[Part of a data file]
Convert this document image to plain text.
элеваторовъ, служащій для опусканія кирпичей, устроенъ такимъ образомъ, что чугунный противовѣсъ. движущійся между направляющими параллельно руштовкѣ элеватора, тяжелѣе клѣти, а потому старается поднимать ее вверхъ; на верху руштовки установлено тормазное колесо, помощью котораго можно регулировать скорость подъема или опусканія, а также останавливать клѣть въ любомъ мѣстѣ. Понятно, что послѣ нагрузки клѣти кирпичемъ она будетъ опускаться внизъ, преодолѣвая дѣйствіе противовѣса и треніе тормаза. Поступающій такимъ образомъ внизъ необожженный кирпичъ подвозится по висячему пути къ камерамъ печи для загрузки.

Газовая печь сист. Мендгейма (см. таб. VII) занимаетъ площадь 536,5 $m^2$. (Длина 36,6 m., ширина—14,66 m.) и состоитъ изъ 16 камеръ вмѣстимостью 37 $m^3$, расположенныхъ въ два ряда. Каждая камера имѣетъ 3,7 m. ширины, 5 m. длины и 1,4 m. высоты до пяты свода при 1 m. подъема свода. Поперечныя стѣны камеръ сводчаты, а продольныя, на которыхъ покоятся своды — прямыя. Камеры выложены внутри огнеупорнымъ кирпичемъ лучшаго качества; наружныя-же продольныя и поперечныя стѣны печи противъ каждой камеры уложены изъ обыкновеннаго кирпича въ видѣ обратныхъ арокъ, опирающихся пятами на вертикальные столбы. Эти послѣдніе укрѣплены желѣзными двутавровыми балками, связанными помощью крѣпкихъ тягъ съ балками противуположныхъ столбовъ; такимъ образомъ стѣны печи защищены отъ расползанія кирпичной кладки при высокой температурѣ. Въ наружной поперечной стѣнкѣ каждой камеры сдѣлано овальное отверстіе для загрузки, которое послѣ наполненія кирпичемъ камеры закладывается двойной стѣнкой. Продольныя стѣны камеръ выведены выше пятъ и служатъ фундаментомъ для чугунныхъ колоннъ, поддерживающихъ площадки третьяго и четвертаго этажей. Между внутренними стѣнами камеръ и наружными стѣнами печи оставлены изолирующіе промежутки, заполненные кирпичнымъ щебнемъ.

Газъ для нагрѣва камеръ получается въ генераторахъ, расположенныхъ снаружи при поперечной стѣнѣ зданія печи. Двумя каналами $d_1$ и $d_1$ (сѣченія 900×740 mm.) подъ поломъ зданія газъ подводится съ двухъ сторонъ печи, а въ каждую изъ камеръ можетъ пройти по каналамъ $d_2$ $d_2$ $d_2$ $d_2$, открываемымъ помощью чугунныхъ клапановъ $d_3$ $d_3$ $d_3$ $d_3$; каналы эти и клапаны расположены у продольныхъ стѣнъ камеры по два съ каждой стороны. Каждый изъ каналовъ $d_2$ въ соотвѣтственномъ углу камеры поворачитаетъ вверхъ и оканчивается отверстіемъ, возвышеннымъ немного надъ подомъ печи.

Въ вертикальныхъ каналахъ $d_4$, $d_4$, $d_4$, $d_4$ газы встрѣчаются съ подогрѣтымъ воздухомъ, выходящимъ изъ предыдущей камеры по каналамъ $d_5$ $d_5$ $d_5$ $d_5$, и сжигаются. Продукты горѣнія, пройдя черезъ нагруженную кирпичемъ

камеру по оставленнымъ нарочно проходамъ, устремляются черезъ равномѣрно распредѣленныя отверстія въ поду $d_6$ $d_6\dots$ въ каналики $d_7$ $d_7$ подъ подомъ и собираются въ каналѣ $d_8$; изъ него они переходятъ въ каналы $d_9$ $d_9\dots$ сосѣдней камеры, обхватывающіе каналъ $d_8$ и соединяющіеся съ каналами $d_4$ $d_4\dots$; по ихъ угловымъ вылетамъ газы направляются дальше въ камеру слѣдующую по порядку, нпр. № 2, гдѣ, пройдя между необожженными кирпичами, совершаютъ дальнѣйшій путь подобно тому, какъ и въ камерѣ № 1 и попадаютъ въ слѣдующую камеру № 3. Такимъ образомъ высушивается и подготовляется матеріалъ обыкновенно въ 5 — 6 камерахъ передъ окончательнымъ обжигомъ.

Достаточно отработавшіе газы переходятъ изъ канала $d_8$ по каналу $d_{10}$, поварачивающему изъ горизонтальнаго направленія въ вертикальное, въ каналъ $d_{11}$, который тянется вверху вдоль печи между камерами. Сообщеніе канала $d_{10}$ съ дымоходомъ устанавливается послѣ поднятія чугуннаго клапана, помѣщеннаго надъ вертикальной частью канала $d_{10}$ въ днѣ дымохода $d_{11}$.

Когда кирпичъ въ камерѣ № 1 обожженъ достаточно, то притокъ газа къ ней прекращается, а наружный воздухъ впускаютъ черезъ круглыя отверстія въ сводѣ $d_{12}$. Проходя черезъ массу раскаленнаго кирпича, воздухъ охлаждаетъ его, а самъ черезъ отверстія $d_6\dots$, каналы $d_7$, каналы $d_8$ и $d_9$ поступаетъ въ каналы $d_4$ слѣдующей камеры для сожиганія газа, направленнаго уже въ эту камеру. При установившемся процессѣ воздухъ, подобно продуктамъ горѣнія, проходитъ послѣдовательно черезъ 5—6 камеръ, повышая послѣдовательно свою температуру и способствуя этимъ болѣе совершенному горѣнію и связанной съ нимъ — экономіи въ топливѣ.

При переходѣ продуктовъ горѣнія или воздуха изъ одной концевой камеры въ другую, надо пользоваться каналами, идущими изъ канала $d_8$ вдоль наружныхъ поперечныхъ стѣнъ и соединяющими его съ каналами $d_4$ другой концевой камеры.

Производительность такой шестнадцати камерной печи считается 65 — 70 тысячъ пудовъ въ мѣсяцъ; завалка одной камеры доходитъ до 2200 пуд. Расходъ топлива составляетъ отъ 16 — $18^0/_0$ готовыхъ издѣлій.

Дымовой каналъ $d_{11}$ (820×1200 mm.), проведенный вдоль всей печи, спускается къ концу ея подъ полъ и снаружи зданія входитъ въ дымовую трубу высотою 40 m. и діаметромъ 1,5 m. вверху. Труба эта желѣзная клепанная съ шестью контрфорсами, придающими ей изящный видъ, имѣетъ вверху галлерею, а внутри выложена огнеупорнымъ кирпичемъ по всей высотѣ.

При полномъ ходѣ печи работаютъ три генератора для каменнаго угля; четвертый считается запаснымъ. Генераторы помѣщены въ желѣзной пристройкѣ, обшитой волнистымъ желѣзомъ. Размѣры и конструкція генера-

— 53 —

TASK BRIEF: Using the data above, reproduce every line exactly.

CORRECT ANSWER:
Convert this document image to plain text.
элеваторовъ, служащій для опусканія кирпичей, устроенъ такимъ образомъ, что чугунный противовѣсъ. движущійся между направляющими параллельно руштовкѣ элеватора, тяжелѣе клѣти, а потому старается поднимать ее вверхъ; на верху руштовки установлено тормазное колесо, помощью котораго можно регулировать скорость подъема или опусканія, а также останавливать клѣть въ любомъ мѣстѣ. Понятно, что послѣ нагрузки клѣти кирпичемъ она будетъ опускаться внизъ, преодолѣвая дѣйствіе противовѣса и треніе тормаза. Поступающій такимъ образомъ внизъ необожженный кирпичъ подвозится по висячему пути къ камерамъ печи для загрузки.

Газовая печь сист. Мендгейма (см. таб. VII) занимаетъ площадь 536,5 $m^2$. (Длина 36,6 m., ширина—14,66 m.) и состоитъ изъ 16 камеръ вмѣстимостью 37 $m^3$, расположенныхъ въ два ряда. Каждая камера имѣетъ 3,7 m. ширины, 5 m. длины и 1,4 m. высоты до пяты свода при 1 m. подъема свода. Поперечныя стѣны камеръ сводчаты, а продольныя, на которыхъ покоятся своды — прямыя. Камеры выложены внутри огнеупорнымъ кирпичемъ лучшаго качества; наружныя-же продольныя и поперечныя стѣны печи противъ каждой камеры уложены изъ обыкновеннаго кирпича въ видѣ обратныхъ арокъ, опирающихся пятами на вертикальные столбы. Эти послѣдніе укрѣплены желѣзными двутавровыми балками, связанными помощью крѣпкихъ тягъ съ балками противуположныхъ столбовъ; такимъ образомъ стѣны печи защищены отъ расползанія кирпичной кладки при высокой температурѣ. Въ наружной поперечной стѣнкѣ каждой камеры сдѣлано овальное отверстіе для загрузки, которое послѣ наполненія кирпичемъ камеры закладывается двойной стѣнкой. Продольныя стѣны камеръ выведены выше пятъ и служатъ фундаментомъ для чугунныхъ колоннъ, поддерживающихъ площадки третьяго и четвертаго этажей. Между внутренними стѣнами камеръ и наружными стѣнами печи оставлены изолирующіе промежутки, заполненные кирпичнымъ щебнемъ.

Газъ для нагрѣва камеръ получается въ генераторахъ, расположенныхъ снаружи при поперечной стѣнѣ зданія печи. Двумя каналами $d_1$ и $d_1$ (сѣченія 900×740 mm.) подъ поломъ зданія газъ подводится съ двухъ сторонъ печи, а въ каждую изъ камеръ можетъ пройти по каналамъ $d_2$ $d_2$ $d_2$ $d_2$, открываемымъ помощью чугунныхъ клапановъ $d_3$ $d_3$ $d_3$ $d_3$; каналы эти и клапаны расположены у продольныхъ стѣнъ камеры по два съ каждой стороны. Каждый изъ каналовъ $d_2$ въ соотвѣтственномъ углу камеры поворачитаетъ вверхъ и оканчивается отверстіемъ, возвышеннымъ немного надъ подомъ печи.

Въ вертикальныхъ каналахъ $d_4$, $d_4$, $d_4$, $d_4$ газы встрѣчаются съ подогрѣтымъ воздухомъ, выходящимъ изъ предыдущей камеры по каналамъ $d_5$ $d_5$ $d_5$ $d_5$, и сжигаются. Продукты горѣнія, пройдя черезъ нагруженную кирпичемъ

камеру по оставленнымъ нарочно проходамъ, устремляются черезъ равномѣрно распредѣленныя отверстія въ поду $d_6$ $d_6\dots$ въ каналики $d_7$ $d_7$ подъ подомъ и собираются въ каналѣ $d_8$; изъ него они переходятъ въ каналы $d_9$ $d_9\dots$ сосѣдней камеры, обхватывающіе каналъ $d_8$ и соединяющіеся съ каналами $d_4$ $d_4\dots$; по ихъ угловымъ вылетамъ газы направляются дальше въ камеру слѣдующую по порядку, нпр. № 2, гдѣ, пройдя между необожженными кирпичами, совершаютъ дальнѣйшій путь подобно тому, какъ и въ камерѣ № 1 и попадаютъ въ слѣдующую камеру № 3. Такимъ образомъ высушивается и подготовляется матеріалъ обыкновенно въ 5 — 6 камерахъ передъ окончательнымъ обжигомъ.

Достаточно отработавшіе газы переходятъ изъ канала $d_8$ по каналу $d_{10}$, поварачивающему изъ горизонтальнаго направленія въ вертикальное, въ каналъ $d_{11}$, который тянется вверху вдоль печи между камерами. Сообщеніе канала $d_{10}$ съ дымоходомъ устанавливается послѣ поднятія чугуннаго клапана, помѣщеннаго надъ вертикальной частью канала $d_{10}$ въ днѣ дымохода $d_{11}$.

Когда кирпичъ въ камерѣ № 1 обожженъ достаточно, то притокъ газа къ ней прекращается, а наружный воздухъ впускаютъ черезъ круглыя отверстія въ сводѣ $d_{12}$. Проходя черезъ массу раскаленнаго кирпича, воздухъ охлаждаетъ его, а самъ черезъ отверстія $d_6\dots$, каналы $d_7$, каналы $d_8$ и $d_9$ поступаетъ въ каналы $d_4$ слѣдующей камеры для сожиганія газа, направленнаго уже въ эту камеру. При установившемся процессѣ воздухъ, подобно продуктамъ горѣнія, проходитъ послѣдовательно черезъ 5—6 камеръ, повышая послѣдовательно свою температуру и способствуя этимъ болѣе совершенному горѣнію и связанной съ нимъ — экономіи въ топливѣ.

При переходѣ продуктовъ горѣнія или воздуха изъ одной концевой камеры въ другую, надо пользоваться каналами, идущими изъ канала $d_8$ вдоль наружныхъ поперечныхъ стѣнъ и соединяющими его съ каналами $d_4$ другой концевой камеры.

Производительность такой шестнадцати камерной печи считается 65 — 70 тысячъ пудовъ въ мѣсяцъ; завалка одной камеры доходитъ до 2200 пуд. Расходъ топлива составляетъ отъ 16 — $18^0/_0$ готовыхъ издѣлій.

Дымовой каналъ $d_{11}$ (820×1200 mm.), проведенный вдоль всей печи, спускается къ концу ея подъ полъ и снаружи зданія входитъ въ дымовую трубу высотою 40 m. и діаметромъ 1,5 m. вверху. Труба эта желѣзная клепанная съ шестью контрфорсами, придающими ей изящный видъ, имѣетъ вверху галлерею, а внутри выложена огнеупорнымъ кирпичемъ по всей высотѣ.

При полномъ ходѣ печи работаютъ три генератора для каменнаго угля; четвертый считается запаснымъ. Генераторы помѣщены въ желѣзной пристройкѣ, обшитой волнистымъ желѣзомъ. Размѣры и конструкція генера-

— 53 —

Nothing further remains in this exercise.